INSTRUCTIONS TO FOLLOW
Retrieve all lines below that have the string "mitocondri".
──────── RECORDS SHOWN ────────
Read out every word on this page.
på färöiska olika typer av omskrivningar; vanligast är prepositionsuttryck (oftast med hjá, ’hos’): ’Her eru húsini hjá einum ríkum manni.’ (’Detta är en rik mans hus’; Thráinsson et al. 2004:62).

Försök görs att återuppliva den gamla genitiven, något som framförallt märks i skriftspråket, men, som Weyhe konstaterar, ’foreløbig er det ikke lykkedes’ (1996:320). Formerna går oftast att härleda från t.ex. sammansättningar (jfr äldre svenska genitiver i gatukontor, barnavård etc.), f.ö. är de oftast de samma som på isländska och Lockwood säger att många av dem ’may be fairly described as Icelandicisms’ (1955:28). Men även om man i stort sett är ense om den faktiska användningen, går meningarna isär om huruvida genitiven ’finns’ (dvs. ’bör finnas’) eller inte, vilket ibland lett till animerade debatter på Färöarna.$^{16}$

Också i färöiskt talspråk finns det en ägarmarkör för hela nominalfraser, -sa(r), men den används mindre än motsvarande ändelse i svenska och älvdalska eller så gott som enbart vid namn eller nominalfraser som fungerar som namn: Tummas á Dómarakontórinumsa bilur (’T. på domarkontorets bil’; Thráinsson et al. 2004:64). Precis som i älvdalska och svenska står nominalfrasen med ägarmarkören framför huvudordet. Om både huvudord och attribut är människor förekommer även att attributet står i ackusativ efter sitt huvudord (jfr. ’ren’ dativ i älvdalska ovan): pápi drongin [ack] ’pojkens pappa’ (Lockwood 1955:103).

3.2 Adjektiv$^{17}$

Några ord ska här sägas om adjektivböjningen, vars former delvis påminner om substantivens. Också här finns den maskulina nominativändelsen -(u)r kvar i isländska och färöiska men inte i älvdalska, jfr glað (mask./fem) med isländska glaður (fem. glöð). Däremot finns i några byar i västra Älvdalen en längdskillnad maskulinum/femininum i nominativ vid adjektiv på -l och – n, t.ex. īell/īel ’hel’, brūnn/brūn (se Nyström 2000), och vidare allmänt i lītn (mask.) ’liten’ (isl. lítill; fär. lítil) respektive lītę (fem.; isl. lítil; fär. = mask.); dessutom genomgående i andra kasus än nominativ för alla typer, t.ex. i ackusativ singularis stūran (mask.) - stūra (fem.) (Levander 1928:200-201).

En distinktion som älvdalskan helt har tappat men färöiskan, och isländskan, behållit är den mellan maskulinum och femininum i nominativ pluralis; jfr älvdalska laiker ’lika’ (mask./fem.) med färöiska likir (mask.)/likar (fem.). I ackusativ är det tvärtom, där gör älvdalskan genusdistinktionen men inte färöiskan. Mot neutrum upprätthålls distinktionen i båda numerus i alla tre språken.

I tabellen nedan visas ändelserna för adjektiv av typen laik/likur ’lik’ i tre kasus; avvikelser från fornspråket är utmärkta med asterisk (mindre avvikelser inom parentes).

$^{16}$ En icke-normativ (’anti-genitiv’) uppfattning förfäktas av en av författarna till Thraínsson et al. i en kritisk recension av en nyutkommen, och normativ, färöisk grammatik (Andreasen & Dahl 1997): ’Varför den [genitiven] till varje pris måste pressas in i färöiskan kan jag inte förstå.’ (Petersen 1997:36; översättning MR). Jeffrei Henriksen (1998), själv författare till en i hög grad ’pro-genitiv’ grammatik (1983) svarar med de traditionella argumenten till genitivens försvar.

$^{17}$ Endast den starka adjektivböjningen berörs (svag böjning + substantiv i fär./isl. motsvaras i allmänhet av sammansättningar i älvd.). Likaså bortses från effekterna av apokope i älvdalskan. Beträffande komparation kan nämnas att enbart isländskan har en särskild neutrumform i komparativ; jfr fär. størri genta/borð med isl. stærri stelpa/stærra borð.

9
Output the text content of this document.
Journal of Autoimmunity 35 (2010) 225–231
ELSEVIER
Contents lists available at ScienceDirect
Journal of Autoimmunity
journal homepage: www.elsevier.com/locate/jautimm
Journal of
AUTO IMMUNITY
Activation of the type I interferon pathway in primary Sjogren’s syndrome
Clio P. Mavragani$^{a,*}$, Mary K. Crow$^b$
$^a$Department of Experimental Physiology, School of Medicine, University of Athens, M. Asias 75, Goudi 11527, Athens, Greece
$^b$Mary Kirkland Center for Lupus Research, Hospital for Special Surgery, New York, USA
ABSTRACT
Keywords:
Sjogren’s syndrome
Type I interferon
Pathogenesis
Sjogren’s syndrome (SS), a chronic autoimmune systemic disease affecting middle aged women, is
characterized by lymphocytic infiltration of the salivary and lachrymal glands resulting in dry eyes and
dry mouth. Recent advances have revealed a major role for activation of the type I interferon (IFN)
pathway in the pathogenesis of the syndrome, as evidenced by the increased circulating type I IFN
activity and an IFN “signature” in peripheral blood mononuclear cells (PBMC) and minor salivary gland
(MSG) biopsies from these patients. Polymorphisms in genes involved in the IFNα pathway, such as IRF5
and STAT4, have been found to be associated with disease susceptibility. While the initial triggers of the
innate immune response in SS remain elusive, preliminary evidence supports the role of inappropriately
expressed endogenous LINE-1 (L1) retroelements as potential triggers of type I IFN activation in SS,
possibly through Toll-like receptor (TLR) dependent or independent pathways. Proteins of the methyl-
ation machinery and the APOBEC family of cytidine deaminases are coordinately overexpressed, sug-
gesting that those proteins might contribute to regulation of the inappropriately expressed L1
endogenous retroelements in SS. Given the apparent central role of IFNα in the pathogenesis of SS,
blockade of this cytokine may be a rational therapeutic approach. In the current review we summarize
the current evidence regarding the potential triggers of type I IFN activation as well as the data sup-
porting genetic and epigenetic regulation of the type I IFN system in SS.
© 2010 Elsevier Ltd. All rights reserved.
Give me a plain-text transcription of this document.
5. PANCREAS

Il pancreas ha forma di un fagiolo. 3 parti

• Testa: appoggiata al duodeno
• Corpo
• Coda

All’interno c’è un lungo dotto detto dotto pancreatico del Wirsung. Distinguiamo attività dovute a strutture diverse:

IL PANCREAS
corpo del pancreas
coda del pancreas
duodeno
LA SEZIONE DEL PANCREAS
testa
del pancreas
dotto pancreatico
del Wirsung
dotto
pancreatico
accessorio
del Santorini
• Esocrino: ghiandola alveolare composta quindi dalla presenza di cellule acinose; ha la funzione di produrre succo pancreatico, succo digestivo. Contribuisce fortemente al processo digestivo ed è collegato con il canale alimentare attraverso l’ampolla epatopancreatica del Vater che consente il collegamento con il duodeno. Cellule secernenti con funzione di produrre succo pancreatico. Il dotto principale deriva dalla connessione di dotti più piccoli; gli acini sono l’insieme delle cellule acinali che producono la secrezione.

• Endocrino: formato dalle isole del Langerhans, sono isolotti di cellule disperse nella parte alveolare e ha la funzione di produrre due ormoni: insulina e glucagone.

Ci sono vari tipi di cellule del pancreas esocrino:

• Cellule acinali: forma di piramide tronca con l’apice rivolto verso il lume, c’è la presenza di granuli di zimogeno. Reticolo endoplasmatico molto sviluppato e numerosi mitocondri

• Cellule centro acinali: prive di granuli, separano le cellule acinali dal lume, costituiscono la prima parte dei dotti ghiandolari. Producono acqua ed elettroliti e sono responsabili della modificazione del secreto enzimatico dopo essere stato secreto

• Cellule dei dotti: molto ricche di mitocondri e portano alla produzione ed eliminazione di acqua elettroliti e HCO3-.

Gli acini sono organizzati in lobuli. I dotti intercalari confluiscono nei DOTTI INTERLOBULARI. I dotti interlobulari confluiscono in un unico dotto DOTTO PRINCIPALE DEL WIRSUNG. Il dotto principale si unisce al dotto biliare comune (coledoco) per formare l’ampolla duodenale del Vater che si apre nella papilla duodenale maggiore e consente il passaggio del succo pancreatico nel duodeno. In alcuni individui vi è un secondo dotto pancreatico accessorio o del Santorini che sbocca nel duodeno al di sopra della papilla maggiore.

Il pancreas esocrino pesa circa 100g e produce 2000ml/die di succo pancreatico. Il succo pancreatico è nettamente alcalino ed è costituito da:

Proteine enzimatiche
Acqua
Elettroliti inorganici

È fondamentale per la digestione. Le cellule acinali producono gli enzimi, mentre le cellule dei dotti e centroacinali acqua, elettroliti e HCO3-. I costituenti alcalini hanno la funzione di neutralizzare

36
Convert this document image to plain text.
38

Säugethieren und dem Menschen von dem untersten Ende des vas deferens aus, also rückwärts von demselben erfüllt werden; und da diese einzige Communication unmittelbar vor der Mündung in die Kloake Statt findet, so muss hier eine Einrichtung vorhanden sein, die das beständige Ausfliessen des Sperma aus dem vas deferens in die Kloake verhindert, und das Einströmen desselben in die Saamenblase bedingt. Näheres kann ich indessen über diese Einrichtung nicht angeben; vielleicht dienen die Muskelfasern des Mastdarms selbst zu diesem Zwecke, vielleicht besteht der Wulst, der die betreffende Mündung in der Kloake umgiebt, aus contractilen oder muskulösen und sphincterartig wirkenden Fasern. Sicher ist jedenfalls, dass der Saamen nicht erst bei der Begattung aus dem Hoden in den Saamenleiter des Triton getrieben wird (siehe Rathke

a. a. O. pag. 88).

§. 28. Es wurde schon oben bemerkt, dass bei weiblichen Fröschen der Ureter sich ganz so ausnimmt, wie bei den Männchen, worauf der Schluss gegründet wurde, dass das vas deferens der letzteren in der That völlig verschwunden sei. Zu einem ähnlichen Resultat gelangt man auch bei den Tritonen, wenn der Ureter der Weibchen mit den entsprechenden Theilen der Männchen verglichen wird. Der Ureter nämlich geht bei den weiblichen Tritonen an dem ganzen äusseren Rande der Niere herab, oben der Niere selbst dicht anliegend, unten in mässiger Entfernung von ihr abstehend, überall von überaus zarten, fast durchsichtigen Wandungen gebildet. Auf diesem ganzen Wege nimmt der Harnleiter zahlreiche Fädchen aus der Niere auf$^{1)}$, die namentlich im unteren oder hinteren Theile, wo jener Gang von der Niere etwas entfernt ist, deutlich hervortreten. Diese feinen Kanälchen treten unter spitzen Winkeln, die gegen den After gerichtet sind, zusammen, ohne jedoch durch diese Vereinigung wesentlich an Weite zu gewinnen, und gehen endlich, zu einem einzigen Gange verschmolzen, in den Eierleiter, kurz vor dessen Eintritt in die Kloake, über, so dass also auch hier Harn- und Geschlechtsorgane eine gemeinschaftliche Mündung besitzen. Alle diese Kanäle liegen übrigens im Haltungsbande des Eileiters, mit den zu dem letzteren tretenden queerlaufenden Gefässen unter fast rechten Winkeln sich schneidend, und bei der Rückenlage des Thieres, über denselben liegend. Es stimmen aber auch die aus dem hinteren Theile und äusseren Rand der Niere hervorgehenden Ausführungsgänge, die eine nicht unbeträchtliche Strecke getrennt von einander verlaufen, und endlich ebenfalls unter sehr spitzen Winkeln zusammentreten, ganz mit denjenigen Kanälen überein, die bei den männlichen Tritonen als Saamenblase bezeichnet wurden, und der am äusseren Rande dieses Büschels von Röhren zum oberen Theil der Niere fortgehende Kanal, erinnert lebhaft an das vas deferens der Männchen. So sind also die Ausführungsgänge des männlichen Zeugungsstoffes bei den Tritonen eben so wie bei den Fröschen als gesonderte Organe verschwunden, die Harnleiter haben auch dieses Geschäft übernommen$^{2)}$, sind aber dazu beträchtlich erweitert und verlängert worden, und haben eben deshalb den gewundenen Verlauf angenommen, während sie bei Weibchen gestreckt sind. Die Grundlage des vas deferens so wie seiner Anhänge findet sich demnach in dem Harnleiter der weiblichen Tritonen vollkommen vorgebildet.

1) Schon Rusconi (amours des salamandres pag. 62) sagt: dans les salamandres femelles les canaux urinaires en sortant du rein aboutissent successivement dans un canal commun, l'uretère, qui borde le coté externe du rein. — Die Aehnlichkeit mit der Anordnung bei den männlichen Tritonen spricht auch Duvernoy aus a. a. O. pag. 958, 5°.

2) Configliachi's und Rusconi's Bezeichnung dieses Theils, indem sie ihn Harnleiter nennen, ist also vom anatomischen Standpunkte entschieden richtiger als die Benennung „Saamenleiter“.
────────
ANSWER AREA
• Cellule acinali: forma di piramide tronca con l’apice rivolto verso il lume, c’è la presenza di granuli di zimogeno. Reticolo endoplasmatico molto sviluppato e numerosi mitocondri
• Cellule dei dotti: molto ricche di mitocondri e portano alla produzione ed eliminazione di acqua elettroliti e HCO3-.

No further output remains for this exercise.